▸ **Given data**
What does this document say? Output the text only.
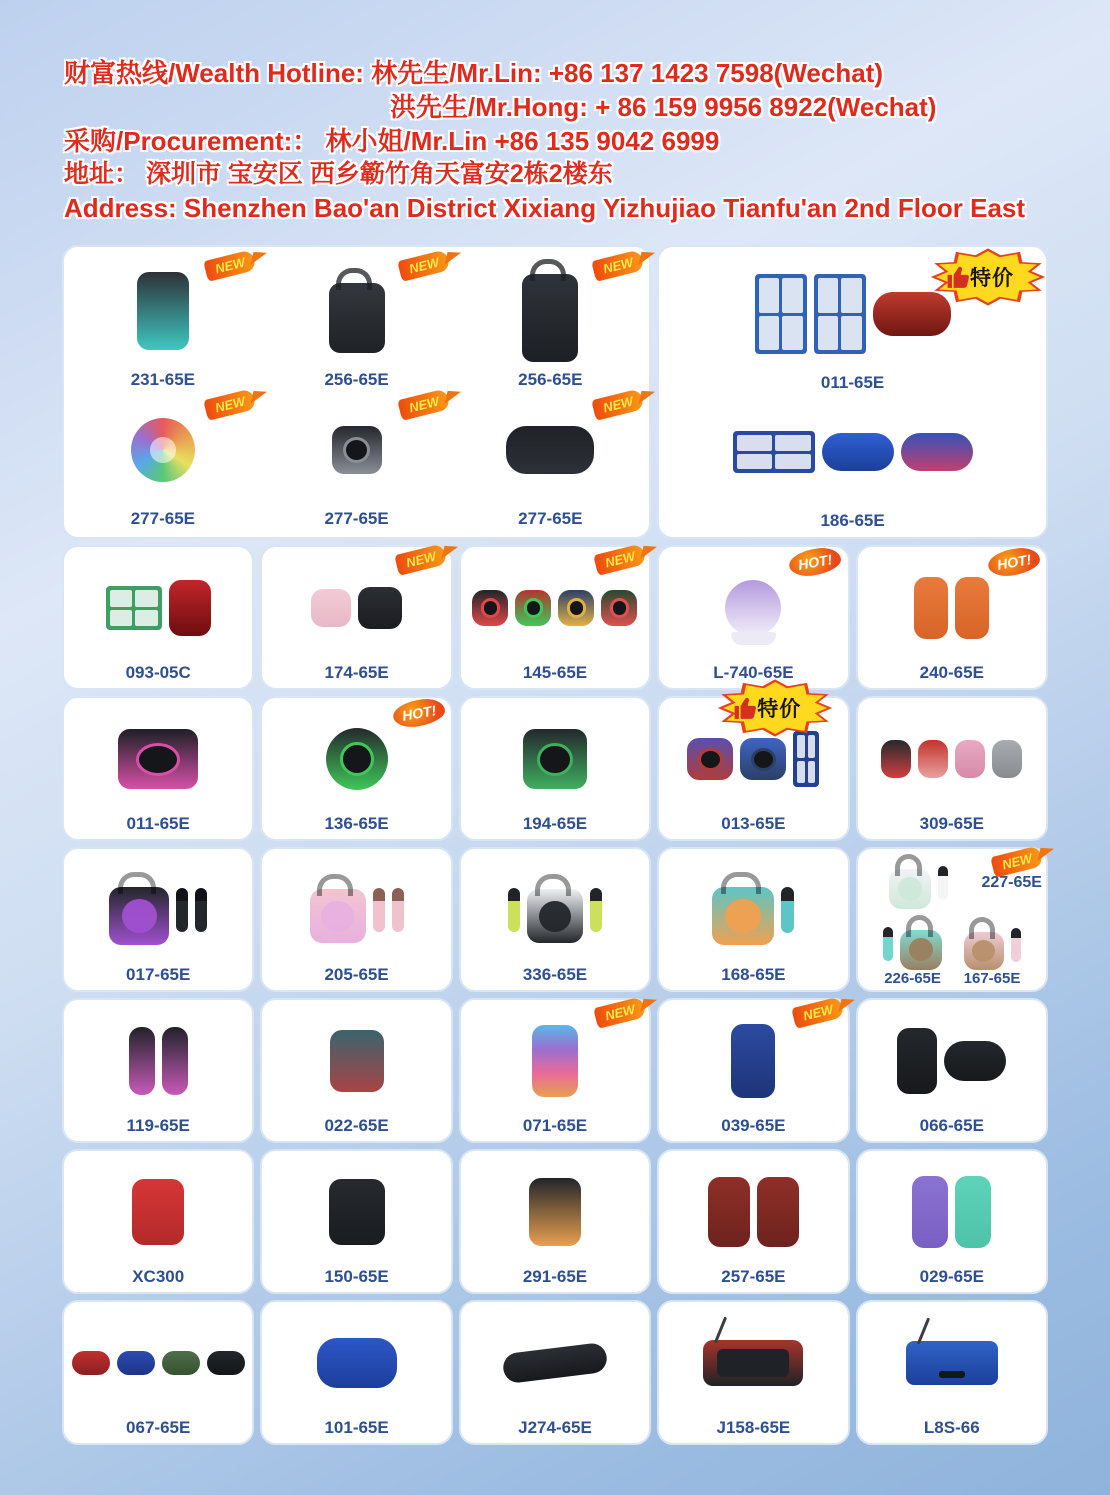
财富热线/Wealth Hotline: 林先生/Mr.Lin: +86 137 1423 7598(Wechat)
洪先生/Mr.Hong: + 86 159 9956 8922(Wechat)
采购/Procurement:： 林小姐/Mr.Lin +86 135 9042 6999
地址： 深圳市 宝安区 西乡簕竹角天富安2栋2楼东
Address: Shenzhen Bao'an District Xixiang Yizhujiao Tianfu'an 2nd Floor East
231-65E
NEW
256-65E
NEW
256-65E
NEW
277-65E
NEW
277-65E
NEW
277-65E
NEW
特价
011-65E
186-65E
093-05C
NEW
174-65E
NEW
145-65E
HOT!
L-740-65E
HOT!
240-65E
011-65E
HOT!
136-65E	194-65E
特价
013-65E	309-65E
017-65E	205-65E	336-65E	168-65E
NEW
227-65E
226-65E 167-65E
119-65E	022-65E
NEW
071-65E
NEW
039-65E	066-65E
XC300	150-65E	291-65E	257-65E	029-65E
067-65E	101-65E	J274-65E	J158-65E	L8S-66
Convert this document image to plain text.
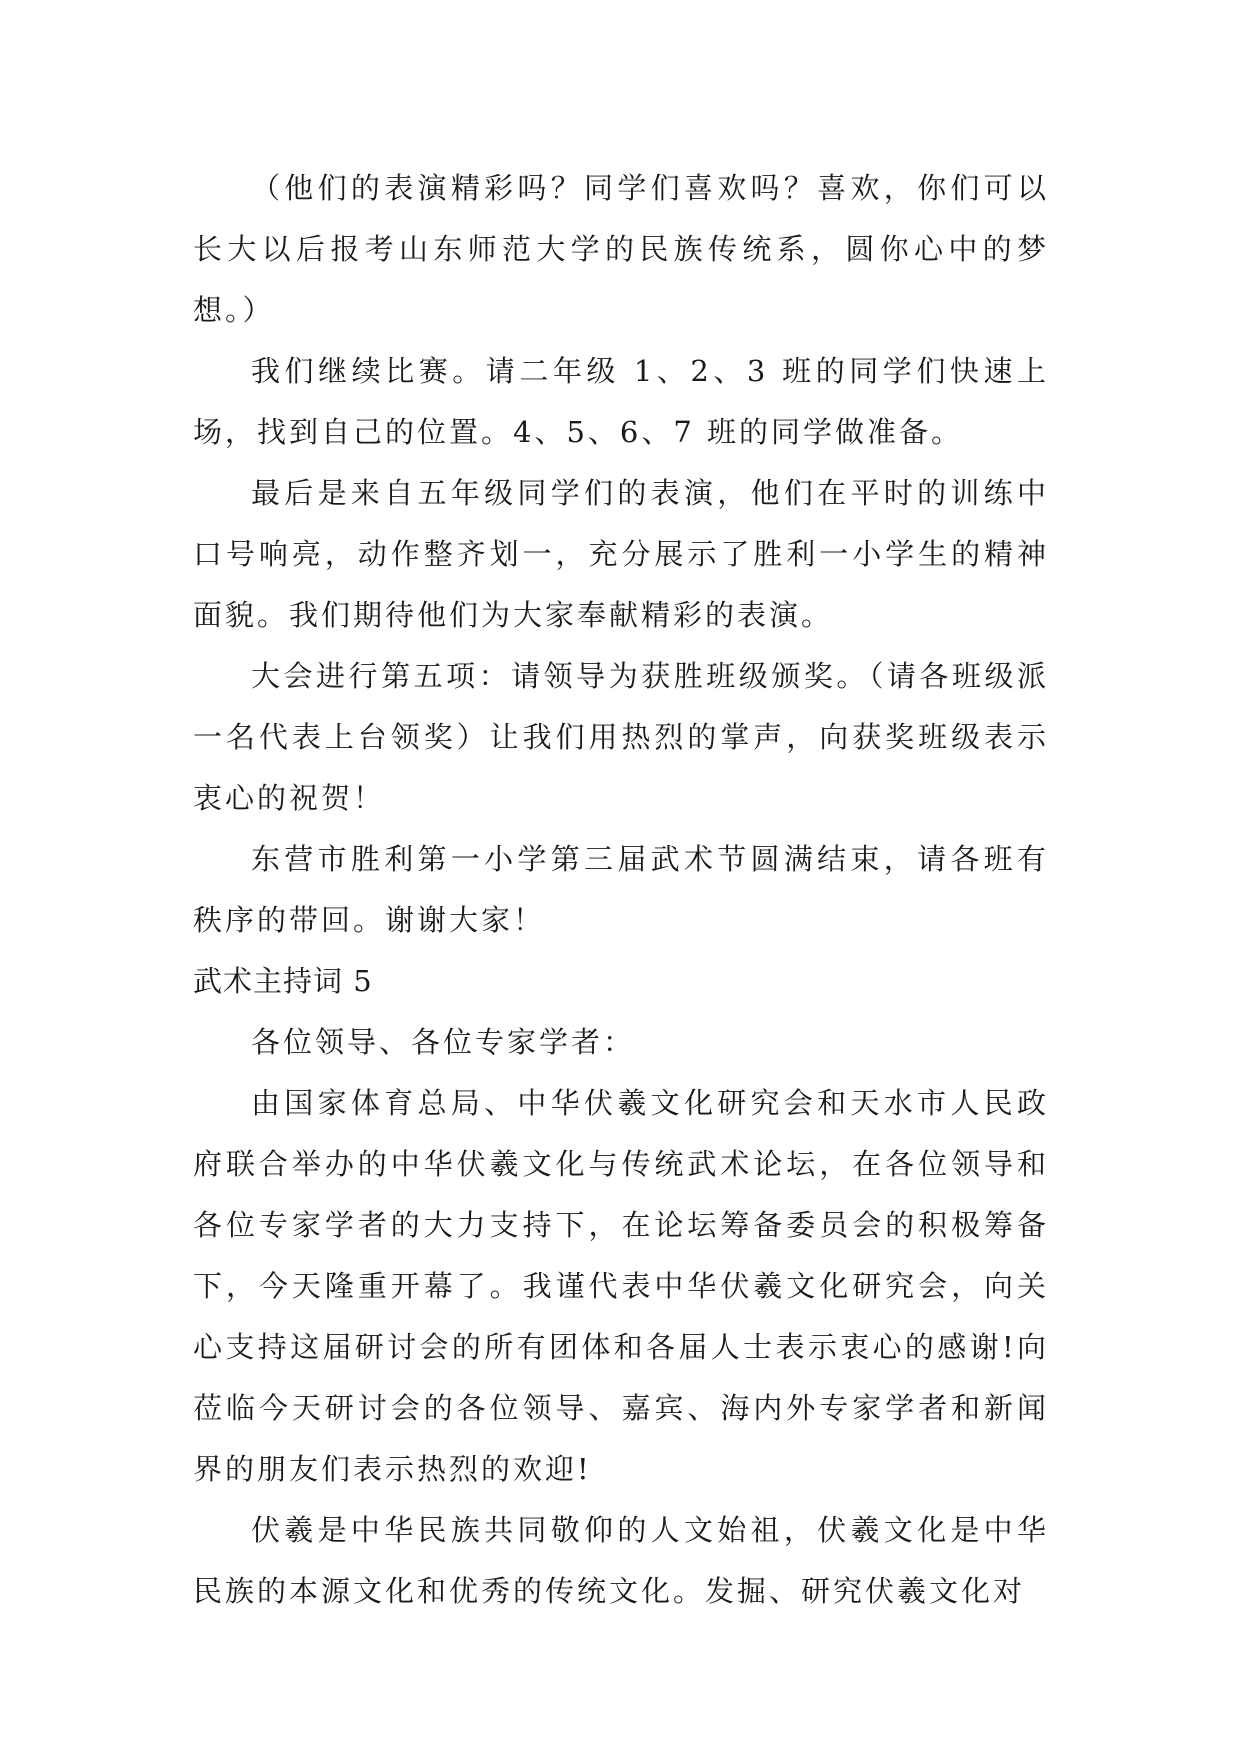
（他们的表演精彩吗？同学们喜欢吗？喜欢，你们可以长大以后报考山东师范大学的民族传统系，圆你心中的梦想。）

我们继续比赛。请二年级 1、2、3 班的同学们快速上场，找到自己的位置。4、5、6、7 班的同学做准备。

最后是来自五年级同学们的表演，他们在平时的训练中口号响亮，动作整齐划一，充分展示了胜利一小学生的精神面貌。我们期待他们为大家奉献精彩的表演。

大会进行第五项：请领导为获胜班级颁奖。（请各班级派一名代表上台领奖）让我们用热烈的掌声，向获奖班级表示衷心的祝贺！

东营市胜利第一小学第三届武术节圆满结束，请各班有秩序的带回。谢谢大家！

武术主持词 5

各位领导、各位专家学者：

由国家体育总局、中华伏羲文化研究会和天水市人民政府联合举办的中华伏羲文化与传统武术论坛，在各位领导和各位专家学者的大力支持下，在论坛筹备委员会的积极筹备下，今天隆重开幕了。我谨代表中华伏羲文化研究会，向关心支持这届研讨会的所有团体和各届人士表示衷心的感谢!向莅临今天研讨会的各位领导、嘉宾、海内外专家学者和新闻界的朋友们表示热烈的欢迎!

伏羲是中华民族共同敬仰的人文始祖，伏羲文化是中华民族的本源文化和优秀的传统文化。发掘、研究伏羲文化对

▸ **Exercise details**
Where a line holds "text", copy it out.

▸ **Solution to this exercise**
What does this document say? Output the text only.
Convert this document image to plain text.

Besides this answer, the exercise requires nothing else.